(Entries taken from a collection)

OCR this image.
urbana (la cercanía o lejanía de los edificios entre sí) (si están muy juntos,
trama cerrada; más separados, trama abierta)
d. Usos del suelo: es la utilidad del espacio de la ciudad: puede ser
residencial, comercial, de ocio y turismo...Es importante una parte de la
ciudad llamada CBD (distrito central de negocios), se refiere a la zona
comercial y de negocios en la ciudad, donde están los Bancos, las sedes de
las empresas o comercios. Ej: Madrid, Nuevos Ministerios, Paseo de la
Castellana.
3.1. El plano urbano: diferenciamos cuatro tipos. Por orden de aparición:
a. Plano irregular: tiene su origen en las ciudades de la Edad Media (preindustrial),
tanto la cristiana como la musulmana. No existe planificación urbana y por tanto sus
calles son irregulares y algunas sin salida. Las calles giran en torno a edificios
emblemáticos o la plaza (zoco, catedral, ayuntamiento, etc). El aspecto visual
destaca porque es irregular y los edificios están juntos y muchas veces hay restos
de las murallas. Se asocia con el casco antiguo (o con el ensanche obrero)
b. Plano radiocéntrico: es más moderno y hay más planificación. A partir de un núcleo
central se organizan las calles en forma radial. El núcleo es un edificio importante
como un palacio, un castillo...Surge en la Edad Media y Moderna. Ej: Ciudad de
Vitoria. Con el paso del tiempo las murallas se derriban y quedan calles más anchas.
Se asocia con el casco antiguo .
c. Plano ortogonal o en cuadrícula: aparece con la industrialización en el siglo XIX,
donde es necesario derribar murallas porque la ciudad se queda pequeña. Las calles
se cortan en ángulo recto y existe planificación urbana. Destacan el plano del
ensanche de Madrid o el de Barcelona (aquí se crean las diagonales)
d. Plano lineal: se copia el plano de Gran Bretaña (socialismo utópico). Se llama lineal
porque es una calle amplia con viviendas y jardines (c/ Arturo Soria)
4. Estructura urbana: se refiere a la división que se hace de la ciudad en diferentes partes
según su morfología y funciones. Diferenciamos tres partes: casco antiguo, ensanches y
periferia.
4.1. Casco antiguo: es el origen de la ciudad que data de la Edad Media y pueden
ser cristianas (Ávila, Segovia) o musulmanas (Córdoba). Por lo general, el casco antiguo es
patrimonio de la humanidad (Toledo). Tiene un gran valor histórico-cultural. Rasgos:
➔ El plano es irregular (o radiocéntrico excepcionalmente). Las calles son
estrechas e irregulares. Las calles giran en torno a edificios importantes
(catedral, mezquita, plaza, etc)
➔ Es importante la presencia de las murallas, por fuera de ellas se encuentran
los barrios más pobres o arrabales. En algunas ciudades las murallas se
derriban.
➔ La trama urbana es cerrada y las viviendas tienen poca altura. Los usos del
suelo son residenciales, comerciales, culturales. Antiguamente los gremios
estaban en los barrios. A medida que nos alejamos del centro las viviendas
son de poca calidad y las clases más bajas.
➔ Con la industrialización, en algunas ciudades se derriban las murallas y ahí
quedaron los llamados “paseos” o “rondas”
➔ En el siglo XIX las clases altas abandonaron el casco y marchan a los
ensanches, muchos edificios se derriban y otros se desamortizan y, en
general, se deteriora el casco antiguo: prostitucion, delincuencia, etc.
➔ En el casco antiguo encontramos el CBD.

Requirement:
Repeat the records above exactly.

Answer:
OCR this image.
urbana (la cercanía o lejanía de los edificios entre sí) (si están muy juntos,
trama cerrada; más separados, trama abierta)
d. Usos del suelo: es la utilidad del espacio de la ciudad: puede ser
residencial, comercial, de ocio y turismo...Es importante una parte de la
ciudad llamada CBD (distrito central de negocios), se refiere a la zona
comercial y de negocios en la ciudad, donde están los Bancos, las sedes de
las empresas o comercios. Ej: Madrid, Nuevos Ministerios, Paseo de la
Castellana.
3.1. El plano urbano: diferenciamos cuatro tipos. Por orden de aparición:
a. Plano irregular: tiene su origen en las ciudades de la Edad Media (preindustrial),
tanto la cristiana como la musulmana. No existe planificación urbana y por tanto sus
calles son irregulares y algunas sin salida. Las calles giran en torno a edificios
emblemáticos o la plaza (zoco, catedral, ayuntamiento, etc). El aspecto visual
destaca porque es irregular y los edificios están juntos y muchas veces hay restos
de las murallas. Se asocia con el casco antiguo (o con el ensanche obrero)
b. Plano radiocéntrico: es más moderno y hay más planificación. A partir de un núcleo
central se organizan las calles en forma radial. El núcleo es un edificio importante
como un palacio, un castillo...Surge en la Edad Media y Moderna. Ej: Ciudad de
Vitoria. Con el paso del tiempo las murallas se derriban y quedan calles más anchas.
Se asocia con el casco antiguo .
c. Plano ortogonal o en cuadrícula: aparece con la industrialización en el siglo XIX,
donde es necesario derribar murallas porque la ciudad se queda pequeña. Las calles
se cortan en ángulo recto y existe planificación urbana. Destacan el plano del
ensanche de Madrid o el de Barcelona (aquí se crean las diagonales)
d. Plano lineal: se copia el plano de Gran Bretaña (socialismo utópico). Se llama lineal
porque es una calle amplia con viviendas y jardines (c/ Arturo Soria)
4. Estructura urbana: se refiere a la división que se hace de la ciudad en diferentes partes
según su morfología y funciones. Diferenciamos tres partes: casco antiguo, ensanches y
periferia.
4.1. Casco antiguo: es el origen de la ciudad que data de la Edad Media y pueden
ser cristianas (Ávila, Segovia) o musulmanas (Córdoba). Por lo general, el casco antiguo es
patrimonio de la humanidad (Toledo). Tiene un gran valor histórico-cultural. Rasgos:
➔ El plano es irregular (o radiocéntrico excepcionalmente). Las calles son
estrechas e irregulares. Las calles giran en torno a edificios importantes
(catedral, mezquita, plaza, etc)
➔ Es importante la presencia de las murallas, por fuera de ellas se encuentran
los barrios más pobres o arrabales. En algunas ciudades las murallas se
derriban.
➔ La trama urbana es cerrada y las viviendas tienen poca altura. Los usos del
suelo son residenciales, comerciales, culturales. Antiguamente los gremios
estaban en los barrios. A medida que nos alejamos del centro las viviendas
son de poca calidad y las clases más bajas.
➔ Con la industrialización, en algunas ciudades se derriban las murallas y ahí
quedaron los llamados “paseos” o “rondas”
➔ En el siglo XIX las clases altas abandonaron el casco y marchan a los
ensanches, muchos edificios se derriban y otros se desamortizan y, en
general, se deteriora el casco antiguo: prostitucion, delincuencia, etc.
➔ En el casco antiguo encontramos el CBD.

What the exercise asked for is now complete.